[Extracted data entries]
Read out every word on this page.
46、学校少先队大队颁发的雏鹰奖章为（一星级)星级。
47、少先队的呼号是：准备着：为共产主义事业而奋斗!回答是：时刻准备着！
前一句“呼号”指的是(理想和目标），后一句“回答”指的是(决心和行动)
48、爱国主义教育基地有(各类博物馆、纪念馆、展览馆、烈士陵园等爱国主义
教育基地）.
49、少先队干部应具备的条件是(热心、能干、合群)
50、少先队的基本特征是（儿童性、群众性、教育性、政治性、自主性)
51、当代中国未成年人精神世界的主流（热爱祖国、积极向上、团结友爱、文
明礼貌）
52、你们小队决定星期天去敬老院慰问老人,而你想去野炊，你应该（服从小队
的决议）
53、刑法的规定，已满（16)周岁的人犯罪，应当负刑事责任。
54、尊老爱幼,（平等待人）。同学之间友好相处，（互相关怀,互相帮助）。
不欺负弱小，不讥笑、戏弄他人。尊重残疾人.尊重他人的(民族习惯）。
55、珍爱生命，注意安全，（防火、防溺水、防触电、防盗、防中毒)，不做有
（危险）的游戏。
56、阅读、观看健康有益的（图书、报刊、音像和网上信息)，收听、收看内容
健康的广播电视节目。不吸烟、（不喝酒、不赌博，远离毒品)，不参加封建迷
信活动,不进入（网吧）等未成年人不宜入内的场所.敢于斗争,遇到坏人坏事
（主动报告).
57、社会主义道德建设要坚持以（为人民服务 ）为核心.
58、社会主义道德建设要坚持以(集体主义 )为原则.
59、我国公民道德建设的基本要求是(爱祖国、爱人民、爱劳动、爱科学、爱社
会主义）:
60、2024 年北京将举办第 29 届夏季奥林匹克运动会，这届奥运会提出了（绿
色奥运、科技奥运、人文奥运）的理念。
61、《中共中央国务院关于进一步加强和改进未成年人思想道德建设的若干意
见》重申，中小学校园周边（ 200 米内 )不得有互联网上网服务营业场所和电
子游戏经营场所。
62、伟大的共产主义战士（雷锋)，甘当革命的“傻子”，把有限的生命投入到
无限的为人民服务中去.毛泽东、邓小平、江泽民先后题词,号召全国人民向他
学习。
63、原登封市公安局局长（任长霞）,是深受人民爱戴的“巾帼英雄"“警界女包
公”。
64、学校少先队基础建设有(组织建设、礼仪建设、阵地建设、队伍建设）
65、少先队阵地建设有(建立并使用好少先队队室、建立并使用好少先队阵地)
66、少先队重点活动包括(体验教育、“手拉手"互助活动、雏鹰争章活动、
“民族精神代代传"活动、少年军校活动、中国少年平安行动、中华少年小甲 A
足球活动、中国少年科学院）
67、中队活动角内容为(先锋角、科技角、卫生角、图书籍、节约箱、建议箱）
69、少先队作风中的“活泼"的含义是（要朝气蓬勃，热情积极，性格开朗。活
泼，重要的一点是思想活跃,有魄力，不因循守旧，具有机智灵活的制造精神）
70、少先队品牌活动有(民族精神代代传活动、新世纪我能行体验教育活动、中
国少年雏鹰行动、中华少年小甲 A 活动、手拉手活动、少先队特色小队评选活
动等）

### DIRECTIONS FOR THIS TASK
Repeat each entry word for word.

### CORRECT RESPONSE
Read out every word on this page.
46、学校少先队大队颁发的雏鹰奖章为（一星级)星级。
47、少先队的呼号是：准备着：为共产主义事业而奋斗!回答是：时刻准备着！
前一句“呼号”指的是(理想和目标），后一句“回答”指的是(决心和行动)
48、爱国主义教育基地有(各类博物馆、纪念馆、展览馆、烈士陵园等爱国主义
教育基地）.
49、少先队干部应具备的条件是(热心、能干、合群)
50、少先队的基本特征是（儿童性、群众性、教育性、政治性、自主性)
51、当代中国未成年人精神世界的主流（热爱祖国、积极向上、团结友爱、文
明礼貌）
52、你们小队决定星期天去敬老院慰问老人,而你想去野炊，你应该（服从小队
的决议）
53、刑法的规定，已满（16)周岁的人犯罪，应当负刑事责任。
54、尊老爱幼,（平等待人）。同学之间友好相处，（互相关怀,互相帮助）。
不欺负弱小，不讥笑、戏弄他人。尊重残疾人.尊重他人的(民族习惯）。
55、珍爱生命，注意安全，（防火、防溺水、防触电、防盗、防中毒)，不做有
（危险）的游戏。
56、阅读、观看健康有益的（图书、报刊、音像和网上信息)，收听、收看内容
健康的广播电视节目。不吸烟、（不喝酒、不赌博，远离毒品)，不参加封建迷
信活动,不进入（网吧）等未成年人不宜入内的场所.敢于斗争,遇到坏人坏事
（主动报告).
57、社会主义道德建设要坚持以（为人民服务 ）为核心.
58、社会主义道德建设要坚持以(集体主义 )为原则.
59、我国公民道德建设的基本要求是(爱祖国、爱人民、爱劳动、爱科学、爱社
会主义）:
60、2024 年北京将举办第 29 届夏季奥林匹克运动会，这届奥运会提出了（绿
色奥运、科技奥运、人文奥运）的理念。
61、《中共中央国务院关于进一步加强和改进未成年人思想道德建设的若干意
见》重申，中小学校园周边（ 200 米内 )不得有互联网上网服务营业场所和电
子游戏经营场所。
62、伟大的共产主义战士（雷锋)，甘当革命的“傻子”，把有限的生命投入到
无限的为人民服务中去.毛泽东、邓小平、江泽民先后题词,号召全国人民向他
学习。
63、原登封市公安局局长（任长霞）,是深受人民爱戴的“巾帼英雄"“警界女包
公”。
64、学校少先队基础建设有(组织建设、礼仪建设、阵地建设、队伍建设）
65、少先队阵地建设有(建立并使用好少先队队室、建立并使用好少先队阵地)
66、少先队重点活动包括(体验教育、“手拉手"互助活动、雏鹰争章活动、
“民族精神代代传"活动、少年军校活动、中国少年平安行动、中华少年小甲 A
足球活动、中国少年科学院）
67、中队活动角内容为(先锋角、科技角、卫生角、图书籍、节约箱、建议箱）
69、少先队作风中的“活泼"的含义是（要朝气蓬勃，热情积极，性格开朗。活
泼，重要的一点是思想活跃,有魄力，不因循守旧，具有机智灵活的制造精神）
70、少先队品牌活动有(民族精神代代传活动、新世纪我能行体验教育活动、中
国少年雏鹰行动、中华少年小甲 A 活动、手拉手活动、少先队特色小队评选活
动等）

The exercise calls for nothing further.